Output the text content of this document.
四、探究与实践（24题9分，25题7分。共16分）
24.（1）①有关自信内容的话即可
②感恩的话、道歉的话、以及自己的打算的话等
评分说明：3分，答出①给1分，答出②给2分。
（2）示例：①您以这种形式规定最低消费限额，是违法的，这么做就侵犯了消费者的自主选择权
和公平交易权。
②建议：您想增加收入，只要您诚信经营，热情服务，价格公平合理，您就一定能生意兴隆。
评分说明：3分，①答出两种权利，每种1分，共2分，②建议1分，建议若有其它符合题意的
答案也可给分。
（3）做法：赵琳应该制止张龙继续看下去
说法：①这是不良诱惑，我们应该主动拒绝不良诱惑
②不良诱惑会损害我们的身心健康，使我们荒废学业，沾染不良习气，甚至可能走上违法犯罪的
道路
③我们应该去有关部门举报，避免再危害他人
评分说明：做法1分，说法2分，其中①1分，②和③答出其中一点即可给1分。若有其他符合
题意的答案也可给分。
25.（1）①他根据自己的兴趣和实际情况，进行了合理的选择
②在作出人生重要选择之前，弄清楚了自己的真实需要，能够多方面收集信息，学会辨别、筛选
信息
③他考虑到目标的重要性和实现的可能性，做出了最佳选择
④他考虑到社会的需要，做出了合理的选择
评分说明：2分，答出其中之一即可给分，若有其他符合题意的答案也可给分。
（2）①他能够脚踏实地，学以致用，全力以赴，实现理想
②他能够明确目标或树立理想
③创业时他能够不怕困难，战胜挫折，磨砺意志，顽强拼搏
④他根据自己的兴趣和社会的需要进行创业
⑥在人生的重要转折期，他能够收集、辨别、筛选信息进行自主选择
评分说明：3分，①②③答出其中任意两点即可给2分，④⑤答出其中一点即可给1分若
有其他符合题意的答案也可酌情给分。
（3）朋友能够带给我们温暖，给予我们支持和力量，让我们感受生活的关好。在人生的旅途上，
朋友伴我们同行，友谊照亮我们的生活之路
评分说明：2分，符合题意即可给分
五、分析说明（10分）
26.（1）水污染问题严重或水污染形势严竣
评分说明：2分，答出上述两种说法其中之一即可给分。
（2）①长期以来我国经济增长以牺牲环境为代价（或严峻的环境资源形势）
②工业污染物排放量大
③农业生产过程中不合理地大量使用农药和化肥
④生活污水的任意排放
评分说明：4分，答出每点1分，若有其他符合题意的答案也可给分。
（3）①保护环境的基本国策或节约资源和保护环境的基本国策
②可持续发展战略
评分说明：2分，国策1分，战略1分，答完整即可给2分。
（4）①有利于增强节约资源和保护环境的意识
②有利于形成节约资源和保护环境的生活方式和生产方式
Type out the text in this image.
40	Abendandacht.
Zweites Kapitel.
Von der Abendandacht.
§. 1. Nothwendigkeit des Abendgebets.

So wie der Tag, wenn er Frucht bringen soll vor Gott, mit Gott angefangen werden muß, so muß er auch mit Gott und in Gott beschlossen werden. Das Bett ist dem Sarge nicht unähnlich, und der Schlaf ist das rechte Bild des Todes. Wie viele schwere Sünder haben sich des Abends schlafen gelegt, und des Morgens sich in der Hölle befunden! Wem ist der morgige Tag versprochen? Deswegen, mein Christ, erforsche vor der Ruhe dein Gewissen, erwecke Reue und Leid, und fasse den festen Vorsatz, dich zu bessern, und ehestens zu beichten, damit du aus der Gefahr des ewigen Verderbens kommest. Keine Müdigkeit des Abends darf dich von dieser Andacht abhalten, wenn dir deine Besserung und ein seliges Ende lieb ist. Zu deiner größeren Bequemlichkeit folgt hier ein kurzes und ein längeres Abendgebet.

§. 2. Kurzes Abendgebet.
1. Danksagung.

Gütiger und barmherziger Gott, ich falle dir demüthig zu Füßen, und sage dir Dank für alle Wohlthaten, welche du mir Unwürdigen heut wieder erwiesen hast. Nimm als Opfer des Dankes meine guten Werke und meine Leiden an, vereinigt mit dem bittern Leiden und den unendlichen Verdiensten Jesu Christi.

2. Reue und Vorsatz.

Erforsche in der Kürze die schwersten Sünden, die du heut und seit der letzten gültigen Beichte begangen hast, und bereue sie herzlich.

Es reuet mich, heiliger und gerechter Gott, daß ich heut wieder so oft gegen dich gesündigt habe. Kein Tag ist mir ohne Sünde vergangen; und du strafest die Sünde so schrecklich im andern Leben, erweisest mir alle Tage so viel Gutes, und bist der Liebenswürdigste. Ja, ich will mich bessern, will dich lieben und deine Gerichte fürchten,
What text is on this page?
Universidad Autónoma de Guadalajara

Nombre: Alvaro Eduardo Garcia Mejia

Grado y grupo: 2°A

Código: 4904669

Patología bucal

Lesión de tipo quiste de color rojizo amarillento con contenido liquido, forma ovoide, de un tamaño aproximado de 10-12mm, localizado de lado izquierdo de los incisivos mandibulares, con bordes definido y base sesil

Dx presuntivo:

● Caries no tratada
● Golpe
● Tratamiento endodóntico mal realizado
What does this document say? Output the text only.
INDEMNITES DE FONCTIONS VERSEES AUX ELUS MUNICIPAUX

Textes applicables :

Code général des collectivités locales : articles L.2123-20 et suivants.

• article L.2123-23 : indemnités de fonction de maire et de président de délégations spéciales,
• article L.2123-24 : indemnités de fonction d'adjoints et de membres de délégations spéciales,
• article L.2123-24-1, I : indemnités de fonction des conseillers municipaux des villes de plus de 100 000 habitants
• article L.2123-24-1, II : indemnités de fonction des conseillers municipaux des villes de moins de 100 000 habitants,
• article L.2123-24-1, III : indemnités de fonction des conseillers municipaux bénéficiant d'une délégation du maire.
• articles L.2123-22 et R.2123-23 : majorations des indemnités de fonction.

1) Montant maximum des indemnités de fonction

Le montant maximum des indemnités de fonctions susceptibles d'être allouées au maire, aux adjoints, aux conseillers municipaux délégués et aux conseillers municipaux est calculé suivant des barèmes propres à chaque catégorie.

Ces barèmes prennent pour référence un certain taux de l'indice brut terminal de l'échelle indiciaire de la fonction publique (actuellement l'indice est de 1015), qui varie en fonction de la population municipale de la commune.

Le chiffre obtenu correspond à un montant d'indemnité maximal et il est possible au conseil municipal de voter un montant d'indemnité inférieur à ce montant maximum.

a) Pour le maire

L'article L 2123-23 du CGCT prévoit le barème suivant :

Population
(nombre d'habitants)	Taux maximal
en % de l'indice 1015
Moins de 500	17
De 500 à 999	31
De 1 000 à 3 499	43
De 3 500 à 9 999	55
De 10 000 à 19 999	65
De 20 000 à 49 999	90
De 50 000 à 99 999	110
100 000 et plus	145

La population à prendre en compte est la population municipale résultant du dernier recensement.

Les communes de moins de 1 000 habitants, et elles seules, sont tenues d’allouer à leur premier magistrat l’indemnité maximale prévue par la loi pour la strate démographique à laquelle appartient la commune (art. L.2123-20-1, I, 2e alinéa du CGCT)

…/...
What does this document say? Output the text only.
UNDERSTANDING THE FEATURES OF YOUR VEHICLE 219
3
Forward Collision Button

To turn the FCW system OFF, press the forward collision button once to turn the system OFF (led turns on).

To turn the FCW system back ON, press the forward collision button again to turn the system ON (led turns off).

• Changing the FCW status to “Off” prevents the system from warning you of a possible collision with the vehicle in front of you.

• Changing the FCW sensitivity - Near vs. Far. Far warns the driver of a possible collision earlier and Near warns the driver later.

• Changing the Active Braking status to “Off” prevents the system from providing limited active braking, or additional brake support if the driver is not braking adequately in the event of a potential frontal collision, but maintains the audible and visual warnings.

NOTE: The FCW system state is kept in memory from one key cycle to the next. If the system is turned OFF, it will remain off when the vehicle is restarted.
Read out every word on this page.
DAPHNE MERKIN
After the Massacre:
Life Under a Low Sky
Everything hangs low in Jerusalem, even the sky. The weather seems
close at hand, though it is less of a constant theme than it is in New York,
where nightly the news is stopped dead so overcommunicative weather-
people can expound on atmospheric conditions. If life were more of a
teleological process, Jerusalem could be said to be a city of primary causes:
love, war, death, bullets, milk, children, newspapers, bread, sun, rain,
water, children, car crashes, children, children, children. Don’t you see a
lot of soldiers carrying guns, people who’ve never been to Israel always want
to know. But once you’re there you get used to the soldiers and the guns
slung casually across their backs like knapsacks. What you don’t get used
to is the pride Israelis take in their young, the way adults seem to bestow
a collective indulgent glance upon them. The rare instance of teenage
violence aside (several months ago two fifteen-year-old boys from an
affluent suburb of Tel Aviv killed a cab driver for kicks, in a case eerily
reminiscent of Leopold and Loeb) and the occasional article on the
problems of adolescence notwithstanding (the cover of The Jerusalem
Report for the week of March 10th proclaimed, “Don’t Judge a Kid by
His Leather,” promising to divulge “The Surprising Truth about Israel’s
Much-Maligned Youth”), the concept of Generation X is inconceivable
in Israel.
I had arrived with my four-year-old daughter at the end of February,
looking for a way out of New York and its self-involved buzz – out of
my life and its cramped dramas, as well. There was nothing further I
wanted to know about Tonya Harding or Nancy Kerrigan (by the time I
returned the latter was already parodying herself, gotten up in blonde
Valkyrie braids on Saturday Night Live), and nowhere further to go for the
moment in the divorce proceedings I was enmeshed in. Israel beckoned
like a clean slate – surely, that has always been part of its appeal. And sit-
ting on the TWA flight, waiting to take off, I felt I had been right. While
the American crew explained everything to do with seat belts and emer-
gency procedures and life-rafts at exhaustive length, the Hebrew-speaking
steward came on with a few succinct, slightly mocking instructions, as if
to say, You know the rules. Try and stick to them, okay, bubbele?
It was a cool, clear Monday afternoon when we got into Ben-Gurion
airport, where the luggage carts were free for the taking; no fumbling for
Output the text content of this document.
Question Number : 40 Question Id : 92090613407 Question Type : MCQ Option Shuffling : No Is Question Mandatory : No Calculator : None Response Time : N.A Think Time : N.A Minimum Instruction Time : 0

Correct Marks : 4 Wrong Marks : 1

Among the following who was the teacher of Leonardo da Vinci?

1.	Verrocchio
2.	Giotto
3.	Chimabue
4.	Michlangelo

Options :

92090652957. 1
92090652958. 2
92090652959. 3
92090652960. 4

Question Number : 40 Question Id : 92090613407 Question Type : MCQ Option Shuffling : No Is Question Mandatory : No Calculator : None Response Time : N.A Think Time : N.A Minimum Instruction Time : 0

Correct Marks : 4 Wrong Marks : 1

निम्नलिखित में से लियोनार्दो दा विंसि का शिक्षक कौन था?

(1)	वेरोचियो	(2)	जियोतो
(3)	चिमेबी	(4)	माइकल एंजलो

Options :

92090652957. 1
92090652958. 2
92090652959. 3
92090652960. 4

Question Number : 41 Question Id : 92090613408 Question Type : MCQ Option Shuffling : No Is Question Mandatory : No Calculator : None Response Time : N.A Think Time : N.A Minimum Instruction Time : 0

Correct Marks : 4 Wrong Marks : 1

## Given task:
Return only the number of lines in the entries that contain the string "when".

## Response to the task:
2